[[ DATA LISTING open ]]

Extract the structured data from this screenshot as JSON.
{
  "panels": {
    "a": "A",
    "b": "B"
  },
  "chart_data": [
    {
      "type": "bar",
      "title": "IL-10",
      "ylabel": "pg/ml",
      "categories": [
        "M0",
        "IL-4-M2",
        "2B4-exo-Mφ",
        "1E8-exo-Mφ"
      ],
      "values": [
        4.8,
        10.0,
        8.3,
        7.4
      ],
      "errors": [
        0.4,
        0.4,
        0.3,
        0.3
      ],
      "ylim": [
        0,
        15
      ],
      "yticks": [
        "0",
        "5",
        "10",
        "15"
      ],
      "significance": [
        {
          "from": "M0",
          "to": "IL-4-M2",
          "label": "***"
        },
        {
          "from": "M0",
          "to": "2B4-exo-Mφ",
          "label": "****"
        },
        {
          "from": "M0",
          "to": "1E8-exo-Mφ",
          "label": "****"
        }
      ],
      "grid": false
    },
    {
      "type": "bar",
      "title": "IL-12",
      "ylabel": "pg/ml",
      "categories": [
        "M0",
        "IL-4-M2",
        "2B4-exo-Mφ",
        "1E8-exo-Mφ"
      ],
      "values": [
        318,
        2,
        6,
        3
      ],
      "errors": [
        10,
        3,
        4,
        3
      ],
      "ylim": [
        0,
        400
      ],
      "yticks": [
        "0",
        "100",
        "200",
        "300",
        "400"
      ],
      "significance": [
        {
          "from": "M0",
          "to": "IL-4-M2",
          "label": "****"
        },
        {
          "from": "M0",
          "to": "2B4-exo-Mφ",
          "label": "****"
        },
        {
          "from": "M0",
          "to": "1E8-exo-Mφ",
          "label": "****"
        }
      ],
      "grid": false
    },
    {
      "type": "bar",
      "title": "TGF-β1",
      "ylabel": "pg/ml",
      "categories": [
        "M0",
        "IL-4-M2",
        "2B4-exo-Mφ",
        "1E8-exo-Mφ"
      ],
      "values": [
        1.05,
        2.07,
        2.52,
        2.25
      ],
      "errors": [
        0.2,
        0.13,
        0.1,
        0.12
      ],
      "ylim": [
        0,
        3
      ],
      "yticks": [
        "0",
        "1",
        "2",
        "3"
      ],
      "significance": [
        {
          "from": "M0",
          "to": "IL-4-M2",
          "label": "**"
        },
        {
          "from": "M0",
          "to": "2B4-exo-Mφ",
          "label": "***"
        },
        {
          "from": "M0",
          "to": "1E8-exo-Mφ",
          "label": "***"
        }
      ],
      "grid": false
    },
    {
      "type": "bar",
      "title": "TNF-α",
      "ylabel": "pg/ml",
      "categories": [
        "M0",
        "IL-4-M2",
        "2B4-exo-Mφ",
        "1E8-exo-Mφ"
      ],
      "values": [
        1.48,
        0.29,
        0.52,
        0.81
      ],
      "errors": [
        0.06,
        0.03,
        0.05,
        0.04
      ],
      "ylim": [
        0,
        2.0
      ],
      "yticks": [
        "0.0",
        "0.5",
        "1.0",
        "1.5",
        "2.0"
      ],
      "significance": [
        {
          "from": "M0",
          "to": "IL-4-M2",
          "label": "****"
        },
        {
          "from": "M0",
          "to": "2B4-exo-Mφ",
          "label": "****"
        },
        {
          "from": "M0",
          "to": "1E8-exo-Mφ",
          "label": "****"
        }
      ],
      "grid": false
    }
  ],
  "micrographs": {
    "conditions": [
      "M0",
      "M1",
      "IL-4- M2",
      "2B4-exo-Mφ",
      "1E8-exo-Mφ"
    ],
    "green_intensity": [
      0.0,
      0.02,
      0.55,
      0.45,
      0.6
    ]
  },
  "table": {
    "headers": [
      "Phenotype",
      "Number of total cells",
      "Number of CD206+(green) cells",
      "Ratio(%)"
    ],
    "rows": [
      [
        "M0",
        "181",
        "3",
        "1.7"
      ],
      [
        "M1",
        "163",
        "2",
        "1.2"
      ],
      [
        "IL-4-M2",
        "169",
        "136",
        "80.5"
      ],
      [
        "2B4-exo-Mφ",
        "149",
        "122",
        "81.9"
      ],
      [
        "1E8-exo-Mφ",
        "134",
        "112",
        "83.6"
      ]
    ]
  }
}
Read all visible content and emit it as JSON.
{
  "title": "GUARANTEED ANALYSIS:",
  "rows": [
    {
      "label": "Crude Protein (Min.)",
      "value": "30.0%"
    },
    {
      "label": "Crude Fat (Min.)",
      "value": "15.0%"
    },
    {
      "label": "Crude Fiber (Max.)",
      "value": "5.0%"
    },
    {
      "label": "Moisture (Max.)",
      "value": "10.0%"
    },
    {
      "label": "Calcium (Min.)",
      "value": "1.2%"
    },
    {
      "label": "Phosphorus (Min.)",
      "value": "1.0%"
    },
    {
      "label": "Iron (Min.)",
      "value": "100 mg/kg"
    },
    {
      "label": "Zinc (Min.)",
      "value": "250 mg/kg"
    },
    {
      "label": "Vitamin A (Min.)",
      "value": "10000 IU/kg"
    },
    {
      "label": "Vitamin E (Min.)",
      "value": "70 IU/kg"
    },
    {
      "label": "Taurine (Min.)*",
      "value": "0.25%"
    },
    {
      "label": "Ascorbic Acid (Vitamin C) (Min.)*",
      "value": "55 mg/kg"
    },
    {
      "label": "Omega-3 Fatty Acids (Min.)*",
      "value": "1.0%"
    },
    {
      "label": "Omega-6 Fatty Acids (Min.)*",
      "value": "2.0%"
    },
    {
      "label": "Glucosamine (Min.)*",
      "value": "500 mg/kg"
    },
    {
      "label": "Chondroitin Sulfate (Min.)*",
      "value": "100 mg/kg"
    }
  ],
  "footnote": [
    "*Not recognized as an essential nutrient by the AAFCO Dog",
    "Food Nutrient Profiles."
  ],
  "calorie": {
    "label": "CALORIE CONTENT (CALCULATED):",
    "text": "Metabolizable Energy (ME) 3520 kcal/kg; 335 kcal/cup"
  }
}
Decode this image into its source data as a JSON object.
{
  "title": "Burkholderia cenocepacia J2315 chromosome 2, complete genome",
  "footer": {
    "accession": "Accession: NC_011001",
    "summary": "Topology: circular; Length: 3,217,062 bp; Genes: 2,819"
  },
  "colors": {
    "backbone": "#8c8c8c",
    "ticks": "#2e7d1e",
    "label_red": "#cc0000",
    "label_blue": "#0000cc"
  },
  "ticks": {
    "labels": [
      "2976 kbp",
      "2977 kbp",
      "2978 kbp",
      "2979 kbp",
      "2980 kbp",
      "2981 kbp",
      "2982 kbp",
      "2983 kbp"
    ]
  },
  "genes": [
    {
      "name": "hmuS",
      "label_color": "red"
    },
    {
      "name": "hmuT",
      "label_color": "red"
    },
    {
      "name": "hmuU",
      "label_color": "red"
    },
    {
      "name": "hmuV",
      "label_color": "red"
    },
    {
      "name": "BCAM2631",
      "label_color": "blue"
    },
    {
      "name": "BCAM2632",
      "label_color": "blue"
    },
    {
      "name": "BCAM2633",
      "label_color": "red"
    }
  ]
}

[[ DATA LISTING closed ]]

**WHAT THE TASK ASKS:** Lines containing the word "Fatty" are to be located in the entries and copied.

**EXERCISE RESPONSE:**
      "label": "Omega-3 Fatty Acids (Min.)*",
      "label": "Omega-6 Fatty Acids (Min.)*",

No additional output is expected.